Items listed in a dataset
━━━━━━━━

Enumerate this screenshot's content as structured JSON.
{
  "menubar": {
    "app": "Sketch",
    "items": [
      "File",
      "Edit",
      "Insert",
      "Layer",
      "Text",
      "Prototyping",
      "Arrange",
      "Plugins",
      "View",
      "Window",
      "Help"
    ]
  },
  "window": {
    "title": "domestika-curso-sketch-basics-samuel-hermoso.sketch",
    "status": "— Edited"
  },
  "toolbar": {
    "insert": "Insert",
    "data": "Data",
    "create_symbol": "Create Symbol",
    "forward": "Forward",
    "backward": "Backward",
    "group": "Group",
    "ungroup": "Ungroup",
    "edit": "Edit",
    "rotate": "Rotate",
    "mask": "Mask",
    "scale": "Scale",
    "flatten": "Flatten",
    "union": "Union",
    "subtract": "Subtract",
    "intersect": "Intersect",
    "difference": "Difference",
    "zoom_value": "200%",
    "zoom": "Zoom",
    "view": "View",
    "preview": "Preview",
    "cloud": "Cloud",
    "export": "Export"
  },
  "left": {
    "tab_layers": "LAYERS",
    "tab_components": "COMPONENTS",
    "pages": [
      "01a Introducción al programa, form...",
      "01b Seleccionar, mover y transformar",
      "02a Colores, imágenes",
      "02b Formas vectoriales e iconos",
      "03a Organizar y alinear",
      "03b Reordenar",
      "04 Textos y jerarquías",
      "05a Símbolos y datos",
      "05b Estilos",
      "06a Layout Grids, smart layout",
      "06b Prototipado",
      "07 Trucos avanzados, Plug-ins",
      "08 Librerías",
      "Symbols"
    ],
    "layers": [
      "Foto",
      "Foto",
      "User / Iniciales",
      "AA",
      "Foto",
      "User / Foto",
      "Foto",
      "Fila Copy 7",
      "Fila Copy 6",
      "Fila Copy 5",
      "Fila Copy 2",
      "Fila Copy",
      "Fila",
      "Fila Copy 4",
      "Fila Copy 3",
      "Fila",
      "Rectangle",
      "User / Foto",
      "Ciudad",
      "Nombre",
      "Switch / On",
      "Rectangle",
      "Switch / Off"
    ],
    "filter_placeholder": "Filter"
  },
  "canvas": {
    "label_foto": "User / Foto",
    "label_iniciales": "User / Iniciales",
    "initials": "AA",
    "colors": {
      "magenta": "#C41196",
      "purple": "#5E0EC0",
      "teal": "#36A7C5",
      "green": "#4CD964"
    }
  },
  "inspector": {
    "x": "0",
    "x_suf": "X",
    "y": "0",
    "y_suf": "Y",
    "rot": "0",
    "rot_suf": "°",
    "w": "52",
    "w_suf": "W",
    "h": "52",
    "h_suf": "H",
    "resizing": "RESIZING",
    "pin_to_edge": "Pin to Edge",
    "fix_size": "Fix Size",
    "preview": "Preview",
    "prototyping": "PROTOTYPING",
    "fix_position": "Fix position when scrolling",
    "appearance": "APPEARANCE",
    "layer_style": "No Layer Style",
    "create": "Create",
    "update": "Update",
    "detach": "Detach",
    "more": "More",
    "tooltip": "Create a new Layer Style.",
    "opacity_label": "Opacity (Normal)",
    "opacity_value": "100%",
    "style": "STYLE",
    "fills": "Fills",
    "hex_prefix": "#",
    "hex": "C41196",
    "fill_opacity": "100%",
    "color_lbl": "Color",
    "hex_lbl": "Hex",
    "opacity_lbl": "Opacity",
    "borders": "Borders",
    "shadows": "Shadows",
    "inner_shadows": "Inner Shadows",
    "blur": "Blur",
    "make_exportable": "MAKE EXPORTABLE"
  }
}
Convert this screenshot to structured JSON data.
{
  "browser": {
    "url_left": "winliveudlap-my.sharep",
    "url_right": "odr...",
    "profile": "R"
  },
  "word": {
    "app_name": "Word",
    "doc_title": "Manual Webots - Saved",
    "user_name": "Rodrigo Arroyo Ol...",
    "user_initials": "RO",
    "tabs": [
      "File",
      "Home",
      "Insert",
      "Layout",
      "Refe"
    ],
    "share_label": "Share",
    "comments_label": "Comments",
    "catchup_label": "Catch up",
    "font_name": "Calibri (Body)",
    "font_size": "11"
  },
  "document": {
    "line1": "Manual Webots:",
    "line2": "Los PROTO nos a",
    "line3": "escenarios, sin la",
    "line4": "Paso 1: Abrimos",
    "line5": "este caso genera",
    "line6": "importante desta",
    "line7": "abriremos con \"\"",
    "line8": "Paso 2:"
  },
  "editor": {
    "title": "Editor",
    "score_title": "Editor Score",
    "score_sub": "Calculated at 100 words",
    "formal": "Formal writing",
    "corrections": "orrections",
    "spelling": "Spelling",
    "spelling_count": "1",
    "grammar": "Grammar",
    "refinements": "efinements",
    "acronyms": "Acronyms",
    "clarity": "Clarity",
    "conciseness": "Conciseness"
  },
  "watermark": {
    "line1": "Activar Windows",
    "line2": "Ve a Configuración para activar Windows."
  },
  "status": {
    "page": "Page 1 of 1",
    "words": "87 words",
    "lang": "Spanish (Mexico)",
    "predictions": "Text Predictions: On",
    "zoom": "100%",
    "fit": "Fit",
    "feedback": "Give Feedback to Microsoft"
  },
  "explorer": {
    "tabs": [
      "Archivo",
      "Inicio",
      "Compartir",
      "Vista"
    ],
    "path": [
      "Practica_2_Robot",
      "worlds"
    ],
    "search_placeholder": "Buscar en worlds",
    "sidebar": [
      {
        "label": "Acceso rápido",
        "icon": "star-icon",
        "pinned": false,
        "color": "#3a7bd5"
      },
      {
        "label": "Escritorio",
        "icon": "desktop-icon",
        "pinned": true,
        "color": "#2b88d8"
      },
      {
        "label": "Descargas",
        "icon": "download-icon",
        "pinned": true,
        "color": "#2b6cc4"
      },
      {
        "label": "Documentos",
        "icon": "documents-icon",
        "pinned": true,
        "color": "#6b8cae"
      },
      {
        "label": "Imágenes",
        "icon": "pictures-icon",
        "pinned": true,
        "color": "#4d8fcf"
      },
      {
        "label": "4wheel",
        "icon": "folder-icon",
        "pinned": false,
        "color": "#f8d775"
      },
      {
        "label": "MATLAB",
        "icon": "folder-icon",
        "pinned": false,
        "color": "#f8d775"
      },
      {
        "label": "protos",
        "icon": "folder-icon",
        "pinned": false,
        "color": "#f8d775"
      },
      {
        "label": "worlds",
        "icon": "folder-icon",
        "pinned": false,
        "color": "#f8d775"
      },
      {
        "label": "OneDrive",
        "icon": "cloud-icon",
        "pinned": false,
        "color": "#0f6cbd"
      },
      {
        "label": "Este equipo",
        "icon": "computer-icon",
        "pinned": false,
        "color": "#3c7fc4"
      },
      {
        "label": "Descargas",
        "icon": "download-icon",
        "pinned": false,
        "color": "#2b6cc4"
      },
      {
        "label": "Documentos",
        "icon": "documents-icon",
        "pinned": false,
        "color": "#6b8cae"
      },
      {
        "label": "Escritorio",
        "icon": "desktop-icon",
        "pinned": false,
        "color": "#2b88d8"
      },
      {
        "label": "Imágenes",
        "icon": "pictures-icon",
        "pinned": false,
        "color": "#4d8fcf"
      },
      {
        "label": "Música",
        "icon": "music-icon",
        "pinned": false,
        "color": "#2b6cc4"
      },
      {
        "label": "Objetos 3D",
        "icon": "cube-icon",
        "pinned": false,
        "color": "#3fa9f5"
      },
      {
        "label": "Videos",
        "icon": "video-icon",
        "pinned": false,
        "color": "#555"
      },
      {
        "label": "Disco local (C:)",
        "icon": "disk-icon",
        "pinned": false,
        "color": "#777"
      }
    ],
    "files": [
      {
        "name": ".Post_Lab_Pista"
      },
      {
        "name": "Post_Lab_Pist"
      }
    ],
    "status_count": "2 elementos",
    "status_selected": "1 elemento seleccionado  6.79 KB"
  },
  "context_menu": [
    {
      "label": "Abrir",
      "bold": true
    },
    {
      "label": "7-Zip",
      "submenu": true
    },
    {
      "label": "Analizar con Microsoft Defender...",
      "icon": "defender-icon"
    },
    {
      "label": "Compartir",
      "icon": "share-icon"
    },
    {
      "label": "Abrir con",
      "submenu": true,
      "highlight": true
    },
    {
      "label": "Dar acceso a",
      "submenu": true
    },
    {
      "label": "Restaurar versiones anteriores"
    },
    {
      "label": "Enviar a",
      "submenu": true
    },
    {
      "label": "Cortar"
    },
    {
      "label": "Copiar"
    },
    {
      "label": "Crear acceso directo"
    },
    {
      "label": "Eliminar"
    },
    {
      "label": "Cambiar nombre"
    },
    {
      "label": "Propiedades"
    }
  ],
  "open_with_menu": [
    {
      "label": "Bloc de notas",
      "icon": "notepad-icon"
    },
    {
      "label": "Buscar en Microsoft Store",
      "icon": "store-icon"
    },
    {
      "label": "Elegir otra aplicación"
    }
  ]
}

━━━━━━━━

Directions for this task: How many lines of the entries above contain the word "worlds"? Give the number alone.

Task response: 3